• [DATA SECTION]
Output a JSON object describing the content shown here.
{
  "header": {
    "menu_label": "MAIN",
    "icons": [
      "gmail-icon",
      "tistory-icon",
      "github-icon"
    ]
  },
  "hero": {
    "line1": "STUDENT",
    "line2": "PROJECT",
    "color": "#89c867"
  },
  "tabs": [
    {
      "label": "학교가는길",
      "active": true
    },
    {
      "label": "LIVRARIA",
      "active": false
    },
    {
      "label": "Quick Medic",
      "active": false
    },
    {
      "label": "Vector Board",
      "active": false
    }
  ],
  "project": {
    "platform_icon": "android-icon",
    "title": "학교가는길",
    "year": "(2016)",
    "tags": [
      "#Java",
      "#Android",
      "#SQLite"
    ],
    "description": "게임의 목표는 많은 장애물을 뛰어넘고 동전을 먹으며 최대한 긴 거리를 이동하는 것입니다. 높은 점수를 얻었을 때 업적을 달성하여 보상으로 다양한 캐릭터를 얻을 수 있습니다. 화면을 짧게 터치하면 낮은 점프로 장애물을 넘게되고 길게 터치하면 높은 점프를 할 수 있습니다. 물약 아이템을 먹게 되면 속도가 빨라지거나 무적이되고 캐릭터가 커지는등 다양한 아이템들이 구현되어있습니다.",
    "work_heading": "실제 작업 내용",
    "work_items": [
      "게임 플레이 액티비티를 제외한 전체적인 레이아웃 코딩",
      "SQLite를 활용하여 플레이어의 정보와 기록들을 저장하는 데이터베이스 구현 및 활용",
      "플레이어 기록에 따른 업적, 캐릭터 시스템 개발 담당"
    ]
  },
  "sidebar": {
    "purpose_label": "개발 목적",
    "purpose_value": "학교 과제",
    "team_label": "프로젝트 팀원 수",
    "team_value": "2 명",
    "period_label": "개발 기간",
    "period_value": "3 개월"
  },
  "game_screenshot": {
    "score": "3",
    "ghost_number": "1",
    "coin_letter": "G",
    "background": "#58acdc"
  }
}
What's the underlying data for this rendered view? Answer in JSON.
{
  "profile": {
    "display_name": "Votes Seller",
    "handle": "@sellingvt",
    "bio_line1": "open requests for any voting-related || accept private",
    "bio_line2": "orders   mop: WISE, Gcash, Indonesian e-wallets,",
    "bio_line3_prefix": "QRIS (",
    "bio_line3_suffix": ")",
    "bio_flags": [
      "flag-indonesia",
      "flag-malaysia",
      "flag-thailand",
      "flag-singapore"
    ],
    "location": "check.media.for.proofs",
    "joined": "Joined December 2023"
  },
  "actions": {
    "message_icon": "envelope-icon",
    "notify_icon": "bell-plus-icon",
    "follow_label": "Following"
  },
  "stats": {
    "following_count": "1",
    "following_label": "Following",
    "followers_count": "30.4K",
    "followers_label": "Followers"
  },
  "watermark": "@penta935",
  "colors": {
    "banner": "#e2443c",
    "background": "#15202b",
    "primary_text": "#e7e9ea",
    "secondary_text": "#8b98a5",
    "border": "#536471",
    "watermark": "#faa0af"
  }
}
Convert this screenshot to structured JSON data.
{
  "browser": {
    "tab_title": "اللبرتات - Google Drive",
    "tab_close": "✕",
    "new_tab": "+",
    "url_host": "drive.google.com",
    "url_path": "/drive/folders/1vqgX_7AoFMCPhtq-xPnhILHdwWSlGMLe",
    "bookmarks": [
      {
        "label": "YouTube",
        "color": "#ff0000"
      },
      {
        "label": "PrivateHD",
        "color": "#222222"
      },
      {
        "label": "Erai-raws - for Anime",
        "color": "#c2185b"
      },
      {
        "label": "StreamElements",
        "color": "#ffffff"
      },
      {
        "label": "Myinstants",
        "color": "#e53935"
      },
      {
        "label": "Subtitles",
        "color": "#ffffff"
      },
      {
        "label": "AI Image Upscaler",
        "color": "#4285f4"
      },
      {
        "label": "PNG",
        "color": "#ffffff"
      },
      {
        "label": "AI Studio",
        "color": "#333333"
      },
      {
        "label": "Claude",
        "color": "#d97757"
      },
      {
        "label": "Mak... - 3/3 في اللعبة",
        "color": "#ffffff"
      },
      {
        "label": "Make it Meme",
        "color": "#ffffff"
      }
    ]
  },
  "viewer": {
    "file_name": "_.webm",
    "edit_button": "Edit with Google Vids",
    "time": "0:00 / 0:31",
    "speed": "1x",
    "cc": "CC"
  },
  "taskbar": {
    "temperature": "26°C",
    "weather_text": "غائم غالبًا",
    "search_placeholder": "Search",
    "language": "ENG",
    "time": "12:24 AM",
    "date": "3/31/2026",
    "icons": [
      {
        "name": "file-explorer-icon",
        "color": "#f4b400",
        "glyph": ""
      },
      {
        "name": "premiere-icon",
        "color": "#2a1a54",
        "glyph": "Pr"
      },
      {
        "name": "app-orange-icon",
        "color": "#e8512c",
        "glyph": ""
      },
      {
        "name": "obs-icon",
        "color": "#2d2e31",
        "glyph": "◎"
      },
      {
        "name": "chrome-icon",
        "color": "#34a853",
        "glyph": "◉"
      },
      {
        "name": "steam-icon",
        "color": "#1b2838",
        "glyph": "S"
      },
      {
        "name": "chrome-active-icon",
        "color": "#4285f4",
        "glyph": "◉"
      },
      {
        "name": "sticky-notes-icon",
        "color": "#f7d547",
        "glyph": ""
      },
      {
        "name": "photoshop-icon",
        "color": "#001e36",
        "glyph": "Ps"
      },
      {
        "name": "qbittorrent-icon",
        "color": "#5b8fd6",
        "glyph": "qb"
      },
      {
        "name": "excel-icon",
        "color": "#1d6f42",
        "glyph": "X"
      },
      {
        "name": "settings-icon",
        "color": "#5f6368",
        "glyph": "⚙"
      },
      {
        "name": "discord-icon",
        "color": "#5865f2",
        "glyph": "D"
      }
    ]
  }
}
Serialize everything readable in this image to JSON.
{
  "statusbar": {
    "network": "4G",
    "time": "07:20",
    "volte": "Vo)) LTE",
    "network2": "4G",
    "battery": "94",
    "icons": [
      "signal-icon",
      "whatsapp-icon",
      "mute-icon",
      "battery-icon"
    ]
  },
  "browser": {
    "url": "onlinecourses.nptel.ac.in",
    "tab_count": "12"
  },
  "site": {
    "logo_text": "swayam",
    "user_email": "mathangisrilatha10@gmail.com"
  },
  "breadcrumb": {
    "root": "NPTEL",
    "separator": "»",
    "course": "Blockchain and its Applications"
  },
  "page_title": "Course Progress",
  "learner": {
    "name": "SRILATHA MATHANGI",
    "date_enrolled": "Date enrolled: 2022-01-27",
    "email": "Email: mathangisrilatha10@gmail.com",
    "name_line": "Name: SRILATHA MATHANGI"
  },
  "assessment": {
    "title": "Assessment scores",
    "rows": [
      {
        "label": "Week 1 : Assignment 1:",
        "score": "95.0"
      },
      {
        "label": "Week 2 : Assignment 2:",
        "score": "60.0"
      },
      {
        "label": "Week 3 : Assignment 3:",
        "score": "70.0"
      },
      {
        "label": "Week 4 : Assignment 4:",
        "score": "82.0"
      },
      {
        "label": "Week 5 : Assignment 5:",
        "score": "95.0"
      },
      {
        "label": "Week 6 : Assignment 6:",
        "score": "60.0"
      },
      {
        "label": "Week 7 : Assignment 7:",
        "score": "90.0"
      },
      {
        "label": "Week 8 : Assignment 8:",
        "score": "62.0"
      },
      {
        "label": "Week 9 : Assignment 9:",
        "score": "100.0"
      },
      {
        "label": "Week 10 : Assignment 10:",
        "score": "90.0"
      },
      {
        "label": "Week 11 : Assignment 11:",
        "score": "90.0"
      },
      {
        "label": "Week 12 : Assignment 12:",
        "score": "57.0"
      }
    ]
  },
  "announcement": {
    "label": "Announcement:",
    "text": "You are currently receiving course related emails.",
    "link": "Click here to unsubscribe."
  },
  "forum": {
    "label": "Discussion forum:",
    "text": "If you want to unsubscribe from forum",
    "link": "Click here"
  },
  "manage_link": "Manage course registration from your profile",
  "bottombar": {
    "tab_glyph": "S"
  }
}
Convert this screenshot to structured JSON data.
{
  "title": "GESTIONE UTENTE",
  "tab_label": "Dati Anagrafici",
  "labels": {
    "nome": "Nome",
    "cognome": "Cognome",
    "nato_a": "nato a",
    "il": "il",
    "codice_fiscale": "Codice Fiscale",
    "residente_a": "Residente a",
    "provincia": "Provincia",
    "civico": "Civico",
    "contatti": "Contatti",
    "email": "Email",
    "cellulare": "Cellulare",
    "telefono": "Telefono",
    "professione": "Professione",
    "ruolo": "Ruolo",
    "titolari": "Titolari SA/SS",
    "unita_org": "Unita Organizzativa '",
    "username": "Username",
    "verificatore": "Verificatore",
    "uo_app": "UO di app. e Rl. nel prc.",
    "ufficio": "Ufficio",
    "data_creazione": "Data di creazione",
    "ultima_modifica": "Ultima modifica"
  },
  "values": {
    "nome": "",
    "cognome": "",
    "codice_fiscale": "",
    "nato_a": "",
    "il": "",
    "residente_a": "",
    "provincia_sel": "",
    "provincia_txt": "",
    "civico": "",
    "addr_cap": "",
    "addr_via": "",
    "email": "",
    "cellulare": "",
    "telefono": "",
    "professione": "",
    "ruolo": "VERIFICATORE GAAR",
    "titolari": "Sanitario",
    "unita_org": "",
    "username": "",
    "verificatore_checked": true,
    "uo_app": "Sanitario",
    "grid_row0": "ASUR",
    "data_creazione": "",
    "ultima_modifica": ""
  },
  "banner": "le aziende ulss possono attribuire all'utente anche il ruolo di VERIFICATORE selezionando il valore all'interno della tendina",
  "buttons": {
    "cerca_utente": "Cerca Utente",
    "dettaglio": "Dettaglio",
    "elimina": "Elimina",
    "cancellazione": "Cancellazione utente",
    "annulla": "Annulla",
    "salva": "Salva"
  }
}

• [SHORT EXERCISE]
Return only the number of lines in the data above that include the word "chrome".

• [CORRECT RESPONSE]
2